Below is a block of records: output all of them exactly and leave out the pictures.

* DATASET ROWS *
_ _ _ _

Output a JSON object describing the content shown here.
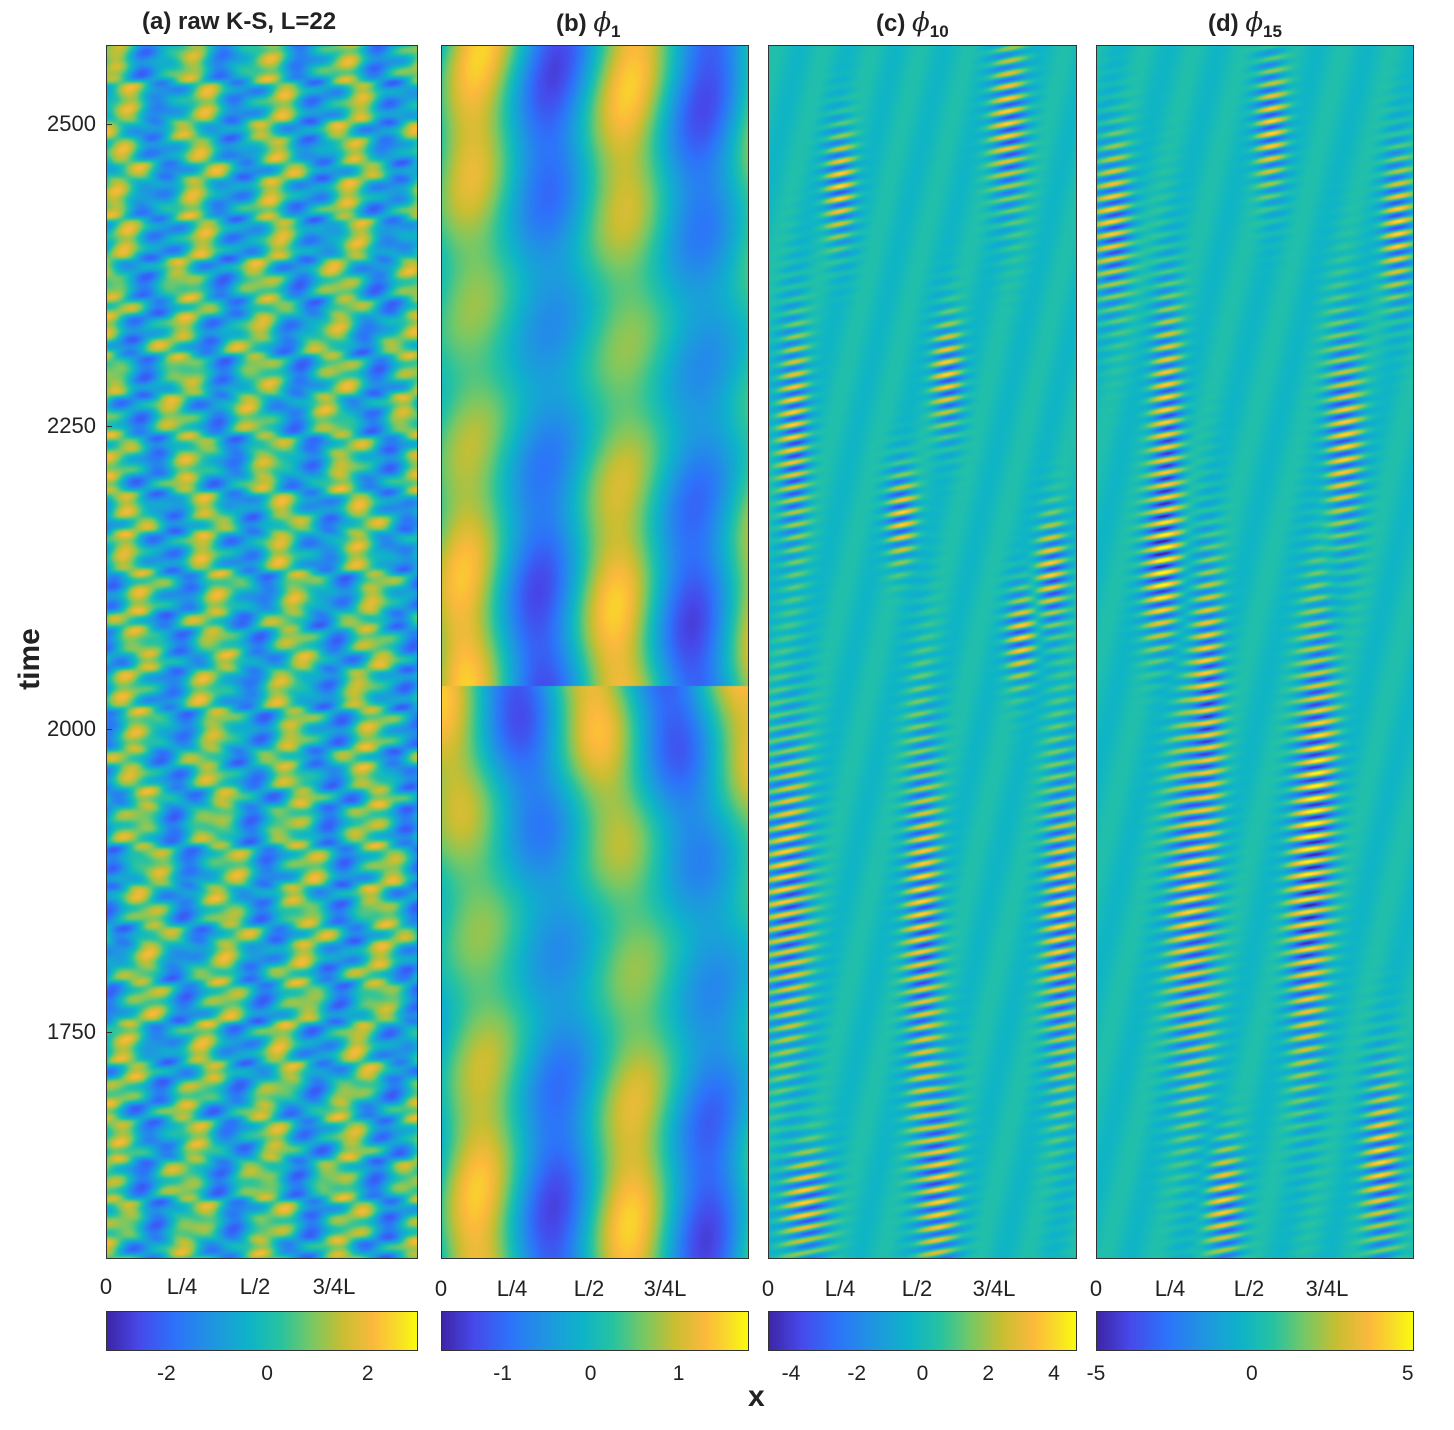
{
  "chart_data": [
    {
      "type": "heatmap",
      "panel": "(a)",
      "title": "(a) raw K-S, L=22",
      "xlabel": "x",
      "ylabel": "time",
      "xticks": [
        "0",
        "L/4",
        "L/2",
        "3/4L"
      ],
      "yticks": [
        1750,
        2000,
        2250,
        2500
      ],
      "ylim": [
        1590,
        2560
      ],
      "colorbar": {
        "ticks": [
          -2,
          0,
          2
        ],
        "range": [
          -3.2,
          3.0
        ]
      },
      "colormap": "parula"
    },
    {
      "type": "heatmap",
      "panel": "(b)",
      "title_prefix": "(b) ",
      "mode_symbol": "ϕ",
      "mode_index": "1",
      "xticks": [
        "0",
        "L/4",
        "L/2",
        "3/4L"
      ],
      "ylim": [
        1590,
        2560
      ],
      "colorbar": {
        "ticks": [
          -1,
          0,
          1
        ],
        "range": [
          -1.7,
          1.8
        ]
      },
      "colormap": "parula"
    },
    {
      "type": "heatmap",
      "panel": "(c)",
      "title_prefix": "(c) ",
      "mode_symbol": "ϕ",
      "mode_index": "10",
      "xticks": [
        "0",
        "L/4",
        "L/2",
        "3/4L"
      ],
      "ylim": [
        1590,
        2560
      ],
      "colorbar": {
        "ticks": [
          -4,
          -2,
          0,
          2,
          4
        ],
        "range": [
          -4.7,
          4.7
        ]
      },
      "colormap": "parula"
    },
    {
      "type": "heatmap",
      "panel": "(d)",
      "title_prefix": "(d) ",
      "mode_symbol": "ϕ",
      "mode_index": "15",
      "xticks": [
        "0",
        "L/4",
        "L/2",
        "3/4L"
      ],
      "ylim": [
        1590,
        2560
      ],
      "colorbar": {
        "ticks": [
          -5,
          0,
          5
        ],
        "range": [
          -5.0,
          5.2
        ]
      },
      "colormap": "parula"
    }
  ],
  "labels": {
    "y_axis": "time",
    "x_axis": "x",
    "title_a": "(a) raw K-S, L=22",
    "title_b_prefix": "(b) ",
    "title_c_prefix": "(c) ",
    "title_d_prefix": "(d) ",
    "phi": "ϕ",
    "sub_b": "1",
    "sub_c": "10",
    "sub_d": "15",
    "ytick_1750": "1750",
    "ytick_2000": "2000",
    "ytick_2250": "2250",
    "ytick_2500": "2500",
    "xt0": "0",
    "xt1": "L/4",
    "xt2": "L/2",
    "xt3": "3/4L",
    "cb_a": [
      "-2",
      "0",
      "2"
    ],
    "cb_b": [
      "-1",
      "0",
      "1"
    ],
    "cb_c": [
      "-4",
      "-2",
      "0",
      "2",
      "4"
    ],
    "cb_d": [
      "-5",
      "0",
      "5"
    ]
  }
}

_ _ _ _

* RESULT OF THE EXERCISE *
Output a JSON object describing the content shown here.
{
  "chart_data": [
    {
      "type": "heatmap",
      "panel": "(a)",
      "title": "(a) raw K-S, L=22",
      "xlabel": "x",
      "ylabel": "time",
      "xticks": [
        "0",
        "L/4",
        "L/2",
        "3/4L"
      ],
      "yticks": [
        1750,
        2000,
        2250,
        2500
      ],
      "ylim": [
        1590,
        2560
      ],
      "colorbar": {
        "ticks": [
          -2,
          0,
          2
        ],
        "range": [
          -3.2,
          3.0
        ]
      },
      "colormap": "parula"
    },
    {
      "type": "heatmap",
      "panel": "(b)",
      "title_prefix": "(b) ",
      "mode_symbol": "ϕ",
      "mode_index": "1",
      "xticks": [
        "0",
        "L/4",
        "L/2",
        "3/4L"
      ],
      "ylim": [
        1590,
        2560
      ],
      "colorbar": {
        "ticks": [
          -1,
          0,
          1
        ],
        "range": [
          -1.7,
          1.8
        ]
      },
      "colormap": "parula"
    },
    {
      "type": "heatmap",
      "panel": "(c)",
      "title_prefix": "(c) ",
      "mode_symbol": "ϕ",
      "mode_index": "10",
      "xticks": [
        "0",
        "L/4",
        "L/2",
        "3/4L"
      ],
      "ylim": [
        1590,
        2560
      ],
      "colorbar": {
        "ticks": [
          -4,
          -2,
          0,
          2,
          4
        ],
        "range": [
          -4.7,
          4.7
        ]
      },
      "colormap": "parula"
    },
    {
      "type": "heatmap",
      "panel": "(d)",
      "title_prefix": "(d) ",
      "mode_symbol": "ϕ",
      "mode_index": "15",
      "xticks": [
        "0",
        "L/4",
        "L/2",
        "3/4L"
      ],
      "ylim": [
        1590,
        2560
      ],
      "colorbar": {
        "ticks": [
          -5,
          0,
          5
        ],
        "range": [
          -5.0,
          5.2
        ]
      },
      "colormap": "parula"
    }
  ],
  "labels": {
    "y_axis": "time",
    "x_axis": "x",
    "title_a": "(a) raw K-S, L=22",
    "title_b_prefix": "(b) ",
    "title_c_prefix": "(c) ",
    "title_d_prefix": "(d) ",
    "phi": "ϕ",
    "sub_b": "1",
    "sub_c": "10",
    "sub_d": "15",
    "ytick_1750": "1750",
    "ytick_2000": "2000",
    "ytick_2250": "2250",
    "ytick_2500": "2500",
    "xt0": "0",
    "xt1": "L/4",
    "xt2": "L/2",
    "xt3": "3/4L",
    "cb_a": [
      "-2",
      "0",
      "2"
    ],
    "cb_b": [
      "-1",
      "0",
      "1"
    ],
    "cb_c": [
      "-4",
      "-2",
      "0",
      "2",
      "4"
    ],
    "cb_d": [
      "-5",
      "0",
      "5"
    ]
  }
}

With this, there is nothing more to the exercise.